### [Problem requirements]
Copy the full set of lines exactly as given.

━━━━━━━━━━━━━━━━━━━━

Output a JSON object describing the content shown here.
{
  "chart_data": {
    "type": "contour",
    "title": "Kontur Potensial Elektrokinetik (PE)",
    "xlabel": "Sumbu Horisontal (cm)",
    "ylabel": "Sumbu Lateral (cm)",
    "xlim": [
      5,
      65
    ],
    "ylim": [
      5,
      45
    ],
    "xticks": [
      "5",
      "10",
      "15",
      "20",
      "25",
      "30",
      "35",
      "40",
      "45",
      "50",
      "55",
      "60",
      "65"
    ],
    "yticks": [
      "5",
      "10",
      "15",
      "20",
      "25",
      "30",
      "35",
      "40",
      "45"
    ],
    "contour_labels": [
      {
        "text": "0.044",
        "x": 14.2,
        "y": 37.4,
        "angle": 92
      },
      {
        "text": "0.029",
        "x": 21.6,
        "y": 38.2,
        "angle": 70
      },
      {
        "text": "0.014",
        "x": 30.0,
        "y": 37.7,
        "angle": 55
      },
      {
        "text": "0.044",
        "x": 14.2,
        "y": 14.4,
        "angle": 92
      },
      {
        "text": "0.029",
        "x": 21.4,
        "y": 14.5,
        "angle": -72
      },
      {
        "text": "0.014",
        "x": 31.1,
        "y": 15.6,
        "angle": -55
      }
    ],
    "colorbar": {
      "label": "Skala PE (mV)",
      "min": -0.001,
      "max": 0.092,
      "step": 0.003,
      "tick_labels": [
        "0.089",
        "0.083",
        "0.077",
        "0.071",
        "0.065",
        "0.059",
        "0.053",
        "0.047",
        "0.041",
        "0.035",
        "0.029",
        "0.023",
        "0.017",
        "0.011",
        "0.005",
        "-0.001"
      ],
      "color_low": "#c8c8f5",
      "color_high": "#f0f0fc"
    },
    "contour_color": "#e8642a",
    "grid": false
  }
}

━━━━━━━━━━━━━━━━━━━━

### [Output of the task]
Output a JSON object describing the content shown here.
{
  "chart_data": {
    "type": "contour",
    "title": "Kontur Potensial Elektrokinetik (PE)",
    "xlabel": "Sumbu Horisontal (cm)",
    "ylabel": "Sumbu Lateral (cm)",
    "xlim": [
      5,
      65
    ],
    "ylim": [
      5,
      45
    ],
    "xticks": [
      "5",
      "10",
      "15",
      "20",
      "25",
      "30",
      "35",
      "40",
      "45",
      "50",
      "55",
      "60",
      "65"
    ],
    "yticks": [
      "5",
      "10",
      "15",
      "20",
      "25",
      "30",
      "35",
      "40",
      "45"
    ],
    "contour_labels": [
      {
        "text": "0.044",
        "x": 14.2,
        "y": 37.4,
        "angle": 92
      },
      {
        "text": "0.029",
        "x": 21.6,
        "y": 38.2,
        "angle": 70
      },
      {
        "text": "0.014",
        "x": 30.0,
        "y": 37.7,
        "angle": 55
      },
      {
        "text": "0.044",
        "x": 14.2,
        "y": 14.4,
        "angle": 92
      },
      {
        "text": "0.029",
        "x": 21.4,
        "y": 14.5,
        "angle": -72
      },
      {
        "text": "0.014",
        "x": 31.1,
        "y": 15.6,
        "angle": -55
      }
    ],
    "colorbar": {
      "label": "Skala PE (mV)",
      "min": -0.001,
      "max": 0.092,
      "step": 0.003,
      "tick_labels": [
        "0.089",
        "0.083",
        "0.077",
        "0.071",
        "0.065",
        "0.059",
        "0.053",
        "0.047",
        "0.041",
        "0.035",
        "0.029",
        "0.023",
        "0.017",
        "0.011",
        "0.005",
        "-0.001"
      ],
      "color_low": "#c8c8f5",
      "color_high": "#f0f0fc"
    },
    "contour_color": "#e8642a",
    "grid": false
  }
}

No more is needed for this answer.